[begin Stored records]

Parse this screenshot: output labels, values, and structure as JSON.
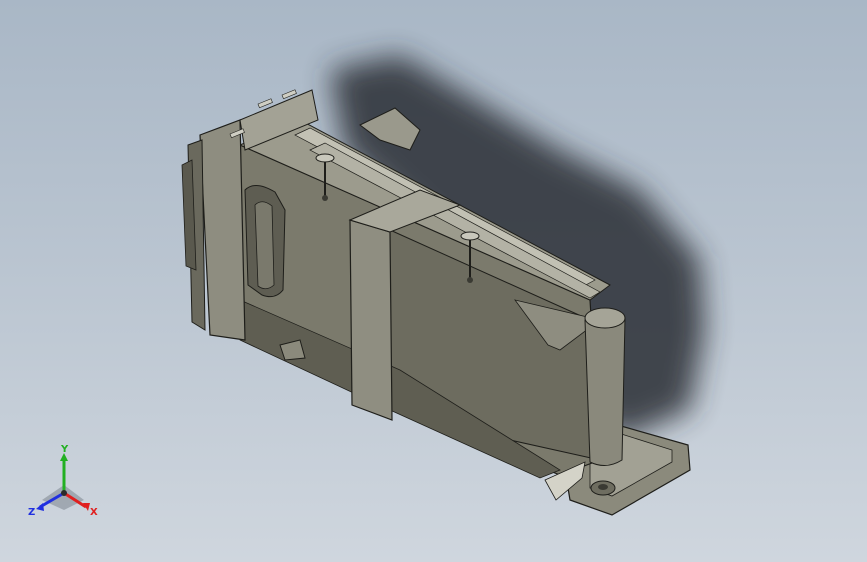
{
  "view": {
    "background_top": "#a9b7c6",
    "background_bottom": "#cfd6de"
  },
  "model": {
    "body_color": "#7b7a6c",
    "edge_color": "#1e1e1a",
    "shadow_color": "#2b2f35"
  },
  "triad": {
    "x_label": "X",
    "y_label": "Y",
    "z_label": "Z",
    "x_color": "#e02020",
    "y_color": "#22b022",
    "z_color": "#2030e0"
  }
}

[end Stored records]

▶ [What to do] Leave out the pictures and output every record above precisely as given.

▶ [Answer to this task]
Parse this screenshot: output labels, values, and structure as JSON.
{
  "view": {
    "background_top": "#a9b7c6",
    "background_bottom": "#cfd6de"
  },
  "model": {
    "body_color": "#7b7a6c",
    "edge_color": "#1e1e1a",
    "shadow_color": "#2b2f35"
  },
  "triad": {
    "x_label": "X",
    "y_label": "Y",
    "z_label": "Z",
    "x_color": "#e02020",
    "y_color": "#22b022",
    "z_color": "#2030e0"
  }
}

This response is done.